**EXERCISE BRIEF**
Gather up every line that includes the string "ffffff".
*** DATASET EXTRACT ***
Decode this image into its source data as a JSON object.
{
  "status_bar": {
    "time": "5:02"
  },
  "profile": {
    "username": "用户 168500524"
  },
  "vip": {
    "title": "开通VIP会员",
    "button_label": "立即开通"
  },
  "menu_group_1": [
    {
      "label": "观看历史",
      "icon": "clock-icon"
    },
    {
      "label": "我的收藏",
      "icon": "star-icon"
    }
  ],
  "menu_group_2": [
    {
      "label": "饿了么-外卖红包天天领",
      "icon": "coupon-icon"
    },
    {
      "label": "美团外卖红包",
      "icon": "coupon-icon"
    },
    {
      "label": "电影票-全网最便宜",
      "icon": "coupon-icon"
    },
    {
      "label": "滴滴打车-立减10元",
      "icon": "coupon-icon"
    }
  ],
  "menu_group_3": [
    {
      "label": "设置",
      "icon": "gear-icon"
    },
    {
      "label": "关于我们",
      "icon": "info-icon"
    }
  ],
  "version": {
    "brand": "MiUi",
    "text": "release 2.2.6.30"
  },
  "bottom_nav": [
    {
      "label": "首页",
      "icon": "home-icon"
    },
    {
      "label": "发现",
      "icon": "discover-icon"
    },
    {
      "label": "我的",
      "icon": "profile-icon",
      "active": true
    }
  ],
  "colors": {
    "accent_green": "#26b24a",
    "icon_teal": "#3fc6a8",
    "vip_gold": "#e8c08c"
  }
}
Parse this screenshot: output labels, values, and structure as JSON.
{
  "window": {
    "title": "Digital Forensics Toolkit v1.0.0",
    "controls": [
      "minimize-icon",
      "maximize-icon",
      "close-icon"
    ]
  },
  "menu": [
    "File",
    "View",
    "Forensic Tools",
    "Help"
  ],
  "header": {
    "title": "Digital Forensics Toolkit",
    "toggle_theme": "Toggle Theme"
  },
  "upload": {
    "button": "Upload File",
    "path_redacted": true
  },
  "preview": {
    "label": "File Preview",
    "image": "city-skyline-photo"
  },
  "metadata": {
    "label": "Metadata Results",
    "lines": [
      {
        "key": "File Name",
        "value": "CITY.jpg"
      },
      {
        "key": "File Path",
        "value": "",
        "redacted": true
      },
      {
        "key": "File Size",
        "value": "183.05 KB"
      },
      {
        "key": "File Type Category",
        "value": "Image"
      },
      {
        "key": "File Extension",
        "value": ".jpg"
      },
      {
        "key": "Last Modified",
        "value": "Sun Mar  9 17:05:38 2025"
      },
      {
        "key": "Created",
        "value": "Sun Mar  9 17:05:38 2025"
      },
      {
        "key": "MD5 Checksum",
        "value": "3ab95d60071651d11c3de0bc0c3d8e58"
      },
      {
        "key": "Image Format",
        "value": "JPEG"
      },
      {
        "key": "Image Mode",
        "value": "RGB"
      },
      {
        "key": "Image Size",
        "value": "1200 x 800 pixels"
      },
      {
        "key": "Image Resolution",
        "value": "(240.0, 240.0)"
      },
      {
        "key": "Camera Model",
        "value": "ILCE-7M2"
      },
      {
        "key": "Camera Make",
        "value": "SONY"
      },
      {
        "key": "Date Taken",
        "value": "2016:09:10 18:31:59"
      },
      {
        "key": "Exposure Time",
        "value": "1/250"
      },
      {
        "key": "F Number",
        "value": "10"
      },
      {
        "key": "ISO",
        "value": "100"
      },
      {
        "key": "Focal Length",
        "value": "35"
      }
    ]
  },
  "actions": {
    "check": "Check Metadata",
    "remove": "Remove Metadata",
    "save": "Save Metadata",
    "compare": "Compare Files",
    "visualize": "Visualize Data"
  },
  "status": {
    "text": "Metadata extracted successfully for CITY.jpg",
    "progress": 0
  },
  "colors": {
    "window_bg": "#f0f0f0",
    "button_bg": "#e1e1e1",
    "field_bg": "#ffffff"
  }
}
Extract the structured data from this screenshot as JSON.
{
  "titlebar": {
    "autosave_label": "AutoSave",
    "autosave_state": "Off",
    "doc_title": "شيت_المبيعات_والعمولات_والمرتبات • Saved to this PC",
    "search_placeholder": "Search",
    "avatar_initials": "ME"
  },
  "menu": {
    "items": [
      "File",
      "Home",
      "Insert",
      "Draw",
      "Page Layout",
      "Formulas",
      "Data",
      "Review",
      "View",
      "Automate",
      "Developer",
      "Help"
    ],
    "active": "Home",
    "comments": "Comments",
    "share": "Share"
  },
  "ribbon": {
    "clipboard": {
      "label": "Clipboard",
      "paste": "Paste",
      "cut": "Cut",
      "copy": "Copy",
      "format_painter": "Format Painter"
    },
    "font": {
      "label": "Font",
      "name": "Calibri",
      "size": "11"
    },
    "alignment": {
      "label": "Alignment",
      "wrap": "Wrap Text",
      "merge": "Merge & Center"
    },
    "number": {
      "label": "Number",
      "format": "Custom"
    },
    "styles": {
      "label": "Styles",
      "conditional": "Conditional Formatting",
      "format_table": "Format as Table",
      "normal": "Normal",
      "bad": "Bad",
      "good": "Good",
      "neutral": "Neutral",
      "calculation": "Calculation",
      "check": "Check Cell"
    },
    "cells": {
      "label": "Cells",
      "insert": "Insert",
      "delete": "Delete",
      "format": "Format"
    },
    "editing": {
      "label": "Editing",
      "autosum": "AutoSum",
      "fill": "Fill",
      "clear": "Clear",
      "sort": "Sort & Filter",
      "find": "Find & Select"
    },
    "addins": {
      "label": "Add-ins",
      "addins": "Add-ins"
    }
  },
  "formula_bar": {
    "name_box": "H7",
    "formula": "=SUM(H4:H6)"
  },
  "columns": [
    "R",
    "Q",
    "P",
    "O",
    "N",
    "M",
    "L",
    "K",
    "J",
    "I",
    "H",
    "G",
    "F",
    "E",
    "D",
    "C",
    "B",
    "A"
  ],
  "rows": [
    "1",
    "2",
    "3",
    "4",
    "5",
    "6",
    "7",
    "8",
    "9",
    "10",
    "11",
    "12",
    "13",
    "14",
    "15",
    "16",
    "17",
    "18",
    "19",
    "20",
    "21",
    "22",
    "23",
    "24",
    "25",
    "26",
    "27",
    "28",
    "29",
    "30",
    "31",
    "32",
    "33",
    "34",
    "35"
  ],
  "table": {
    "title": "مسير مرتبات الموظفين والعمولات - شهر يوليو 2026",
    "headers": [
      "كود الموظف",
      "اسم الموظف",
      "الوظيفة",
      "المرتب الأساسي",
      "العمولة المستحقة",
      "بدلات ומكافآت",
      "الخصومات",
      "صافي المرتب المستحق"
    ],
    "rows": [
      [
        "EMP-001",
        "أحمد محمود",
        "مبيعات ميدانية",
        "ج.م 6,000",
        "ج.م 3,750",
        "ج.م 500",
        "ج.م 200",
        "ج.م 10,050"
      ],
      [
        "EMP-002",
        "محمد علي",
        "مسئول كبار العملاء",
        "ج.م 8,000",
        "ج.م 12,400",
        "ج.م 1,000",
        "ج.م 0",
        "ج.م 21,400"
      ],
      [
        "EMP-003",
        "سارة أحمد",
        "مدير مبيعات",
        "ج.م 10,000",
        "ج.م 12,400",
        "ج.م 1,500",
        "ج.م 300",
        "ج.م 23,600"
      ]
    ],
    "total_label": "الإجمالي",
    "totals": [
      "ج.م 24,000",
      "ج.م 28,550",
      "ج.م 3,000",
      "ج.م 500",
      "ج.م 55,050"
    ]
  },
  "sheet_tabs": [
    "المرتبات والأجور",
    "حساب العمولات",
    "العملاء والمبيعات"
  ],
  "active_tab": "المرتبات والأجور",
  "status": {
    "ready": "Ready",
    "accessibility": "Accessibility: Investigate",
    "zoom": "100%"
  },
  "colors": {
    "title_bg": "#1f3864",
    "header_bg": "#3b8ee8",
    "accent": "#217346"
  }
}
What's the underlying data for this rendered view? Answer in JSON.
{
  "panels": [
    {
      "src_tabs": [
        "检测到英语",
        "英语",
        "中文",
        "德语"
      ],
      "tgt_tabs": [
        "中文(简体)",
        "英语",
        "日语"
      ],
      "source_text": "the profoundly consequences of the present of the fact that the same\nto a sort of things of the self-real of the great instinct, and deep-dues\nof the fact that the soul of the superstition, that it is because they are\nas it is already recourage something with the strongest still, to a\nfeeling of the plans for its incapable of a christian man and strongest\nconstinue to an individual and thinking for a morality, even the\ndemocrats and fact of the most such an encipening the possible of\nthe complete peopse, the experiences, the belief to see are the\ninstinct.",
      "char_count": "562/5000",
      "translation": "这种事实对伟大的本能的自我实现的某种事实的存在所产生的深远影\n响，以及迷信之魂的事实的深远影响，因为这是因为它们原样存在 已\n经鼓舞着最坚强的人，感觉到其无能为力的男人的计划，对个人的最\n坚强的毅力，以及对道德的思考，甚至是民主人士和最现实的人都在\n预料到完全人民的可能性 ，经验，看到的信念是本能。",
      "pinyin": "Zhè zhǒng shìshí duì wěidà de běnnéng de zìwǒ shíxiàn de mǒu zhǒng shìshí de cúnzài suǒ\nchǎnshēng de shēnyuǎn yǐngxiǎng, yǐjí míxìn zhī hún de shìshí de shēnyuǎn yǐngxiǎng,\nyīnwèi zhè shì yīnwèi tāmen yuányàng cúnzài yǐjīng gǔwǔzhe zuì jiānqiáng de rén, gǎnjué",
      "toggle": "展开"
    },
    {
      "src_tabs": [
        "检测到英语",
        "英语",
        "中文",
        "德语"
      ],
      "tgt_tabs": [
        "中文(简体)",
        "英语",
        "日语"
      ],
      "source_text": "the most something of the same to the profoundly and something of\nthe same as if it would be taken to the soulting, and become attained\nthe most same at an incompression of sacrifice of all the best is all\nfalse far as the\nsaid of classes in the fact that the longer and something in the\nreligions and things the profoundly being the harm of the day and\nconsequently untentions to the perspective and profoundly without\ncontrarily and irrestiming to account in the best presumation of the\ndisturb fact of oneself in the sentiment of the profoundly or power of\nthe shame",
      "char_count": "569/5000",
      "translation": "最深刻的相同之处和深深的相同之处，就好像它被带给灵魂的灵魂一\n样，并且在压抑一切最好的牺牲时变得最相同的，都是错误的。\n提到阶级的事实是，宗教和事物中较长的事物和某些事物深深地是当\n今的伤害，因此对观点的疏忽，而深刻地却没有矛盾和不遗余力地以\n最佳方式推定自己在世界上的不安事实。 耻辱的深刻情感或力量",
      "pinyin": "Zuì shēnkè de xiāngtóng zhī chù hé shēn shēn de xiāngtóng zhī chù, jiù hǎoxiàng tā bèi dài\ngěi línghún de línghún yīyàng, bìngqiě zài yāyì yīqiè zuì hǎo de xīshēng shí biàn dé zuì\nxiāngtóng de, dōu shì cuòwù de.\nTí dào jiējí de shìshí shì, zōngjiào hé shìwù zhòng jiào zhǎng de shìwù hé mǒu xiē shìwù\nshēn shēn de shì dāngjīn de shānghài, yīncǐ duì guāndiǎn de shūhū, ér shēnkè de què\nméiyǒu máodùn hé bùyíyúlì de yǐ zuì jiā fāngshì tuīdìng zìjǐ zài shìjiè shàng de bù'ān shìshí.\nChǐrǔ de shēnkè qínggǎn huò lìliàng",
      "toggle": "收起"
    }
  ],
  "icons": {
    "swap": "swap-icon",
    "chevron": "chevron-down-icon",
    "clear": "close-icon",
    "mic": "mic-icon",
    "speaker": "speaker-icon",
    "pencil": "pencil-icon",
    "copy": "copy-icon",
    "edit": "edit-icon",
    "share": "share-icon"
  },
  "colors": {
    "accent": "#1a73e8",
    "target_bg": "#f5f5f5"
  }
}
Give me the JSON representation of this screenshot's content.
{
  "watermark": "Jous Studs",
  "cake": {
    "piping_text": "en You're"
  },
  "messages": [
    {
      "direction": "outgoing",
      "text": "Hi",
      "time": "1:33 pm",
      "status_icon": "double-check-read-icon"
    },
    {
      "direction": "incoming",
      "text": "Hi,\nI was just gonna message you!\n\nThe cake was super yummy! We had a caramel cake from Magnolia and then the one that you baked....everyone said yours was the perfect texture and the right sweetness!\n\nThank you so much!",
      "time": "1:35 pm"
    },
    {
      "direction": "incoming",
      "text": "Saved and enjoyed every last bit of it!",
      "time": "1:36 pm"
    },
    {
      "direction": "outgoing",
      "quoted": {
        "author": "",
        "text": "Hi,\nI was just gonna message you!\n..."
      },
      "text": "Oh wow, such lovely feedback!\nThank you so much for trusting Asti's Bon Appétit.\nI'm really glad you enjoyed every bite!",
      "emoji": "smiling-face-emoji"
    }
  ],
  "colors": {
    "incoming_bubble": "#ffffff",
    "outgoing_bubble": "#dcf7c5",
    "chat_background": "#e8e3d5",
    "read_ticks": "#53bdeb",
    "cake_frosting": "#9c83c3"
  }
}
***
**COMPLETE ANSWER**
    "field_bg": "#ffffff"
    "incoming_bubble": "#ffffff",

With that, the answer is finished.